▶ **GIVEN INSTRUCTION**: Exactly as written, retype the listing below, omitting the pictures.
━━━━━━━━━━
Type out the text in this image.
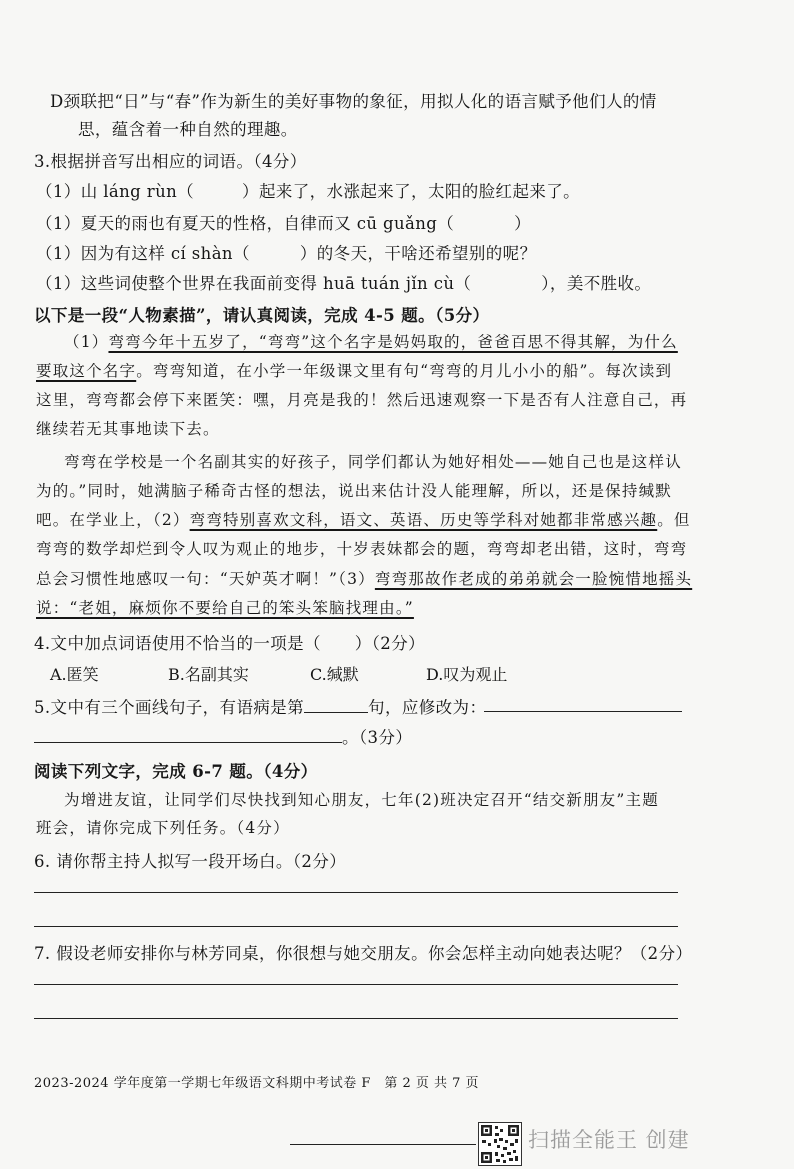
D颈联把“日”与“春”作为新生的美好事物的象征，用拟人化的语言赋予他们人的情
思，蕴含着一种自然的理趣。
3.根据拼音写出相应的词语。（4分）
（1）山 láng rùn（	）起来了，水涨起来了，太阳的脸红起来了。
（1）夏天的雨也有夏天的性格，自律而又 cū guǎng（	）
（1）因为有这样 cí shàn（	）的冬天，干啥还希望别的呢？
（1）这些词使整个世界在我面前变得 huā tuán jǐn cù（	），美不胜收。
以下是一段“人物素描”，请认真阅读，完成 4-5 题。（5分）
（1）弯弯今年十五岁了，“弯弯”这个名字是妈妈取的，爸爸百思不得其解，为什么
要取这个名字。弯弯知道，在小学一年级课文里有句“弯弯的月儿小小的船”。每次读到
这里，弯弯都会停下来匿笑：嘿，月亮是我的！然后迅速观察一下是否有人注意自己，再
继续若无其事地读下去。
弯弯在学校是一个名副其实的好孩子，同学们都认为她好相处——她自己也是这样认
为的。”同时，她满脑子稀奇古怪的想法，说出来估计没人能理解，所以，还是保持缄默
吧。在学业上，（2）弯弯特别喜欢文科，语文、英语、历史等学科对她都非常感兴趣。但
弯弯的数学却烂到令人叹为观止的地步，十岁表妹都会的题，弯弯却老出错，这时，弯弯
总会习惯性地感叹一句：“天妒英才啊！”（3）弯弯那故作老成的弟弟就会一脸惋惜地摇头
说：“老姐，麻烦你不要给自己的笨头笨脑找理由。”
4.文中加点词语使用不恰当的一项是（　　）（2分）
A.匿笑	B.名副其实	C.缄默	D.叹为观止
5.文中有三个画线句子，有语病是第	句，应修改为：
。（3分）
阅读下列文字，完成 6-7 题。（4分）
为增进友谊，让同学们尽快找到知心朋友，七年(2)班决定召开“结交新朋友”主题
班会，请你完成下列任务。（4分）
6. 请你帮主持人拟写一段开场白。（2分）
7. 假设老师安排你与林芳同桌，你很想与她交朋友。你会怎样主动向她表达呢？（2分）
2023-2024 学年度第一学期七年级语文科期中考试卷 F　第 2 页 共 7 页
扫描全能王 创建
━━━━━━━━━━
▶ **ANSWER TO THE PROBLEM**:
Type out the text in this image.
D颈联把“日”与“春”作为新生的美好事物的象征，用拟人化的语言赋予他们人的情
思，蕴含着一种自然的理趣。
3.根据拼音写出相应的词语。（4分）
（1）山 láng rùn（	）起来了，水涨起来了，太阳的脸红起来了。
（1）夏天的雨也有夏天的性格，自律而又 cū guǎng（	）
（1）因为有这样 cí shàn（	）的冬天，干啥还希望别的呢？
（1）这些词使整个世界在我面前变得 huā tuán jǐn cù（	），美不胜收。
以下是一段“人物素描”，请认真阅读，完成 4-5 题。（5分）
（1）弯弯今年十五岁了，“弯弯”这个名字是妈妈取的，爸爸百思不得其解，为什么
要取这个名字。弯弯知道，在小学一年级课文里有句“弯弯的月儿小小的船”。每次读到
这里，弯弯都会停下来匿笑：嘿，月亮是我的！然后迅速观察一下是否有人注意自己，再
继续若无其事地读下去。
弯弯在学校是一个名副其实的好孩子，同学们都认为她好相处——她自己也是这样认
为的。”同时，她满脑子稀奇古怪的想法，说出来估计没人能理解，所以，还是保持缄默
吧。在学业上，（2）弯弯特别喜欢文科，语文、英语、历史等学科对她都非常感兴趣。但
弯弯的数学却烂到令人叹为观止的地步，十岁表妹都会的题，弯弯却老出错，这时，弯弯
总会习惯性地感叹一句：“天妒英才啊！”（3）弯弯那故作老成的弟弟就会一脸惋惜地摇头
说：“老姐，麻烦你不要给自己的笨头笨脑找理由。”
4.文中加点词语使用不恰当的一项是（　　）（2分）
A.匿笑	B.名副其实	C.缄默	D.叹为观止
5.文中有三个画线句子，有语病是第	句，应修改为：
。（3分）
阅读下列文字，完成 6-7 题。（4分）
为增进友谊，让同学们尽快找到知心朋友，七年(2)班决定召开“结交新朋友”主题
班会，请你完成下列任务。（4分）
6. 请你帮主持人拟写一段开场白。（2分）
7. 假设老师安排你与林芳同桌，你很想与她交朋友。你会怎样主动向她表达呢？（2分）
2023-2024 学年度第一学期七年级语文科期中考试卷 F　第 2 页 共 7 页
扫描全能王 创建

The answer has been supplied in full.